= TASK PROMPT =
Copy out, character for character, the part of the material that opens with the line containing "legend-label-damon-jackson: Damon Jackson" and closes with the line containing "data-point-dan-ige [761, 110, 763, 112]", including both of those lines.

Begin INFORMATION GIVEN

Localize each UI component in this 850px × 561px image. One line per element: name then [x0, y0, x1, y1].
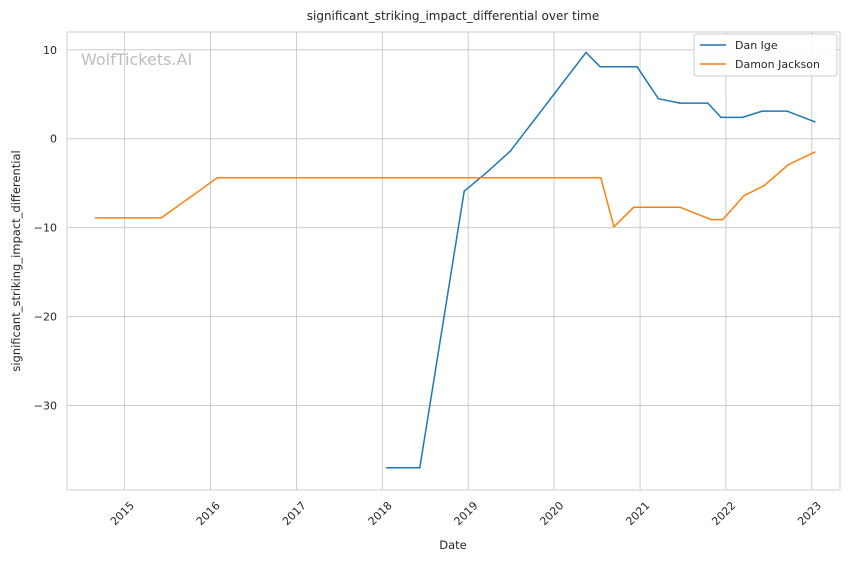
legend-label-damon-jackson: Damon Jackson [735, 58, 820, 71]
data-point-damon-jackson [787, 163, 790, 166]
x-tick-label: 2021 [623, 499, 652, 528]
x-tick-label: 2017 [280, 499, 309, 528]
data-point-dan-ige [463, 190, 466, 192]
x-tick-label: 2016 [194, 499, 223, 528]
data-point-damon-jackson [710, 218, 712, 221]
data-point-damon-jackson [94, 217, 97, 219]
y-tick-label: 0 [50, 133, 57, 146]
data-point-dan-ige [761, 110, 763, 112]
legend: Dan Ige Damon Jackson [693, 33, 838, 77]
data-point-damon-jackson [600, 177, 602, 179]
data-point-dan-ige [599, 65, 601, 68]
data-point-damon-jackson [721, 218, 724, 221]
data-point-dan-ige [720, 116, 722, 119]
data-point-dan-ige [386, 466, 388, 469]
x-axis-label: Date [439, 538, 467, 552]
x-tick-label: 2022 [709, 499, 738, 528]
chart-title: significant_striking_impact_differential… [307, 9, 599, 23]
data-point-damon-jackson [160, 217, 163, 219]
x-tick-label: 2015 [108, 499, 137, 528]
y-tick-labels: 10 0 −10 −20 −30 [34, 44, 57, 413]
series-line-dan-ige [386, 51, 816, 469]
data-point-damon-jackson [814, 151, 816, 153]
watermark: WolfTickets.AI [81, 50, 192, 69]
x-tick-label: 2023 [795, 499, 824, 528]
plot-frame [66, 31, 841, 491]
x-tick-label: 2020 [537, 499, 566, 528]
x-tick-labels: 2015 2016 2017 2018 2019 2020 2021 2022 2023 [108, 499, 824, 528]
y-tick-label: −10 [34, 222, 57, 235]
data-point-dan-ige [814, 121, 816, 123]
data-point-dan-ige [657, 97, 660, 100]
data-point-dan-ige [484, 172, 487, 175]
y-tick-label: −30 [34, 400, 57, 413]
data-point-dan-ige [786, 110, 788, 112]
data-point-damon-jackson [679, 206, 681, 208]
data-point-dan-ige [707, 102, 709, 104]
data-point-dan-ige [585, 51, 587, 54]
legend-label-dan-ige: Dan Ige [735, 39, 778, 52]
y-tick-label: −20 [34, 311, 57, 324]
series-layer [94, 51, 816, 469]
data-point-dan-ige [509, 150, 512, 152]
data-point-damon-jackson [216, 177, 219, 179]
data-point-damon-jackson [613, 225, 615, 228]
data-point-damon-jackson [763, 185, 765, 187]
data-point-damon-jackson [743, 194, 745, 197]
legend-box [693, 33, 838, 77]
data-point-dan-ige [636, 65, 638, 68]
y-tick-label: 10 [43, 44, 57, 57]
x-tick-label: 2019 [452, 499, 481, 528]
data-point-dan-ige [418, 466, 421, 469]
y-axis-label: significant_striking_impact_differential [9, 150, 23, 371]
x-tick-label: 2018 [366, 499, 395, 528]
data-point-dan-ige [741, 116, 744, 119]
data-point-dan-ige [679, 102, 681, 104]
data-point-damon-jackson [632, 206, 635, 208]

End INFORMATION GIVEN

= RESULT BELOW =
legend-label-damon-jackson: Damon Jackson [735, 58, 820, 71]
data-point-damon-jackson [787, 163, 790, 166]
x-tick-label: 2021 [623, 499, 652, 528]
x-tick-label: 2017 [280, 499, 309, 528]
data-point-dan-ige [463, 190, 466, 192]
x-tick-label: 2016 [194, 499, 223, 528]
data-point-damon-jackson [710, 218, 712, 221]
data-point-damon-jackson [94, 217, 97, 219]
y-tick-label: 0 [50, 133, 57, 146]
data-point-dan-ige [761, 110, 763, 112]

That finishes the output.